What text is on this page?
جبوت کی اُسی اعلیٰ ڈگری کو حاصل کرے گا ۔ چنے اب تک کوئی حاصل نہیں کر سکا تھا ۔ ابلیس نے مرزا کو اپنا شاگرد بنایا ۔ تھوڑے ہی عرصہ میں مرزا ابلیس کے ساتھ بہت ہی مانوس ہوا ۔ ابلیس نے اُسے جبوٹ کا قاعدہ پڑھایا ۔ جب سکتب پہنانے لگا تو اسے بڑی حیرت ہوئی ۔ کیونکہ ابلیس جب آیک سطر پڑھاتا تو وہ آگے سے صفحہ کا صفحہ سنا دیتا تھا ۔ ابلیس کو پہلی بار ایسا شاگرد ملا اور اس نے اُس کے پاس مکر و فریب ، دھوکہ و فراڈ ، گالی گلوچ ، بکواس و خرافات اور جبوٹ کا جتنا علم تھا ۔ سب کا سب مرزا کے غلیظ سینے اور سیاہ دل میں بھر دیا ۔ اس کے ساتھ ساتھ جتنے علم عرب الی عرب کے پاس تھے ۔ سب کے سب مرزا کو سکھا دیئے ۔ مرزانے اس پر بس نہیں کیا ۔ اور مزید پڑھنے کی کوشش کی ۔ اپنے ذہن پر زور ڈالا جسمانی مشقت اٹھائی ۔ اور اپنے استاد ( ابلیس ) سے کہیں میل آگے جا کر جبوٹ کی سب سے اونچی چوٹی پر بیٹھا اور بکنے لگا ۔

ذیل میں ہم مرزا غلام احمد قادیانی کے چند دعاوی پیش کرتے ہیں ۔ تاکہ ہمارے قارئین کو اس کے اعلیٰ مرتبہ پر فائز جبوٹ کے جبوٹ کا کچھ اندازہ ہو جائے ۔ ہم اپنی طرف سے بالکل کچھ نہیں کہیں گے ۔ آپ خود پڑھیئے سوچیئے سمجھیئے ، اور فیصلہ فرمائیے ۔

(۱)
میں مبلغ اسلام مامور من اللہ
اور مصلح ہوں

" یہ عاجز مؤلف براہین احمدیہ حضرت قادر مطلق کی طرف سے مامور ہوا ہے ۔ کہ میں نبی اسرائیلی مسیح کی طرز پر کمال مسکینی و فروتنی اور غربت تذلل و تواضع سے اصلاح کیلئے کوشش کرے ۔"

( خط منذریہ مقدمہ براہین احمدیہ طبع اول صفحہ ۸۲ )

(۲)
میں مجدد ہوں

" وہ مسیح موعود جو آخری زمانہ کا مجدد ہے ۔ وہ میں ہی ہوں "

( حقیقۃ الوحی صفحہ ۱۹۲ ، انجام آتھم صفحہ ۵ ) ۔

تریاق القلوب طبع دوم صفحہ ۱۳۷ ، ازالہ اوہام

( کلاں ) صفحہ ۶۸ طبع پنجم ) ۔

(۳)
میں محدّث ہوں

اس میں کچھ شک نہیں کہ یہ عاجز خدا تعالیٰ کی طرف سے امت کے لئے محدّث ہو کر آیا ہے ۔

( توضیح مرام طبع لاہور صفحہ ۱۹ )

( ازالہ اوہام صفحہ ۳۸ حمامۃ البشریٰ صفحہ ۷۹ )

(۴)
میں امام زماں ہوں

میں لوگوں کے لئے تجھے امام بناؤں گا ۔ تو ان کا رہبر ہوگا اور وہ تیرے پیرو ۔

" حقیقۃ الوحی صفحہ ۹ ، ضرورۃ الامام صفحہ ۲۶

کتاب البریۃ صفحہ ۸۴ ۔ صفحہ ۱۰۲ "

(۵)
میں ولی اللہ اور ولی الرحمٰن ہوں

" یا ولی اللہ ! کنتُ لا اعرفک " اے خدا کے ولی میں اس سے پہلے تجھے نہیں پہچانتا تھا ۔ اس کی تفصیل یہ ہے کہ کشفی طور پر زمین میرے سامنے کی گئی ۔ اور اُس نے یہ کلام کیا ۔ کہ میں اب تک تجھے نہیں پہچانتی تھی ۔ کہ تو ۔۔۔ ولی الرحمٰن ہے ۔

..............................

WHAT TO DO -> Using the material above, print every entry exactly as written.

SOLVED PROBLEM ->
What text is on this page?
جبوت کی اُسی اعلیٰ ڈگری کو حاصل کرے گا ۔ چنے اب تک کوئی حاصل نہیں کر سکا تھا ۔ ابلیس نے مرزا کو اپنا شاگرد بنایا ۔ تھوڑے ہی عرصہ میں مرزا ابلیس کے ساتھ بہت ہی مانوس ہوا ۔ ابلیس نے اُسے جبوٹ کا قاعدہ پڑھایا ۔ جب سکتب پہنانے لگا تو اسے بڑی حیرت ہوئی ۔ کیونکہ ابلیس جب آیک سطر پڑھاتا تو وہ آگے سے صفحہ کا صفحہ سنا دیتا تھا ۔ ابلیس کو پہلی بار ایسا شاگرد ملا اور اس نے اُس کے پاس مکر و فریب ، دھوکہ و فراڈ ، گالی گلوچ ، بکواس و خرافات اور جبوٹ کا جتنا علم تھا ۔ سب کا سب مرزا کے غلیظ سینے اور سیاہ دل میں بھر دیا ۔ اس کے ساتھ ساتھ جتنے علم عرب الی عرب کے پاس تھے ۔ سب کے سب مرزا کو سکھا دیئے ۔ مرزانے اس پر بس نہیں کیا ۔ اور مزید پڑھنے کی کوشش کی ۔ اپنے ذہن پر زور ڈالا جسمانی مشقت اٹھائی ۔ اور اپنے استاد ( ابلیس ) سے کہیں میل آگے جا کر جبوٹ کی سب سے اونچی چوٹی پر بیٹھا اور بکنے لگا ۔

ذیل میں ہم مرزا غلام احمد قادیانی کے چند دعاوی پیش کرتے ہیں ۔ تاکہ ہمارے قارئین کو اس کے اعلیٰ مرتبہ پر فائز جبوٹ کے جبوٹ کا کچھ اندازہ ہو جائے ۔ ہم اپنی طرف سے بالکل کچھ نہیں کہیں گے ۔ آپ خود پڑھیئے سوچیئے سمجھیئے ، اور فیصلہ فرمائیے ۔

(۱)
میں مبلغ اسلام مامور من اللہ
اور مصلح ہوں

" یہ عاجز مؤلف براہین احمدیہ حضرت قادر مطلق کی طرف سے مامور ہوا ہے ۔ کہ میں نبی اسرائیلی مسیح کی طرز پر کمال مسکینی و فروتنی اور غربت تذلل و تواضع سے اصلاح کیلئے کوشش کرے ۔"

( خط منذریہ مقدمہ براہین احمدیہ طبع اول صفحہ ۸۲ )

(۲)
میں مجدد ہوں

" وہ مسیح موعود جو آخری زمانہ کا مجدد ہے ۔ وہ میں ہی ہوں "

( حقیقۃ الوحی صفحہ ۱۹۲ ، انجام آتھم صفحہ ۵ ) ۔

تریاق القلوب طبع دوم صفحہ ۱۳۷ ، ازالہ اوہام

( کلاں ) صفحہ ۶۸ طبع پنجم ) ۔

(۳)
میں محدّث ہوں

اس میں کچھ شک نہیں کہ یہ عاجز خدا تعالیٰ کی طرف سے امت کے لئے محدّث ہو کر آیا ہے ۔

( توضیح مرام طبع لاہور صفحہ ۱۹ )

( ازالہ اوہام صفحہ ۳۸ حمامۃ البشریٰ صفحہ ۷۹ )

(۴)
میں امام زماں ہوں

میں لوگوں کے لئے تجھے امام بناؤں گا ۔ تو ان کا رہبر ہوگا اور وہ تیرے پیرو ۔

" حقیقۃ الوحی صفحہ ۹ ، ضرورۃ الامام صفحہ ۲۶

کتاب البریۃ صفحہ ۸۴ ۔ صفحہ ۱۰۲ "

(۵)
میں ولی اللہ اور ولی الرحمٰن ہوں

" یا ولی اللہ ! کنتُ لا اعرفک " اے خدا کے ولی میں اس سے پہلے تجھے نہیں پہچانتا تھا ۔ اس کی تفصیل یہ ہے کہ کشفی طور پر زمین میرے سامنے کی گئی ۔ اور اُس نے یہ کلام کیا ۔ کہ میں اب تک تجھے نہیں پہچانتی تھی ۔ کہ تو ۔۔۔ ولی الرحمٰن ہے ۔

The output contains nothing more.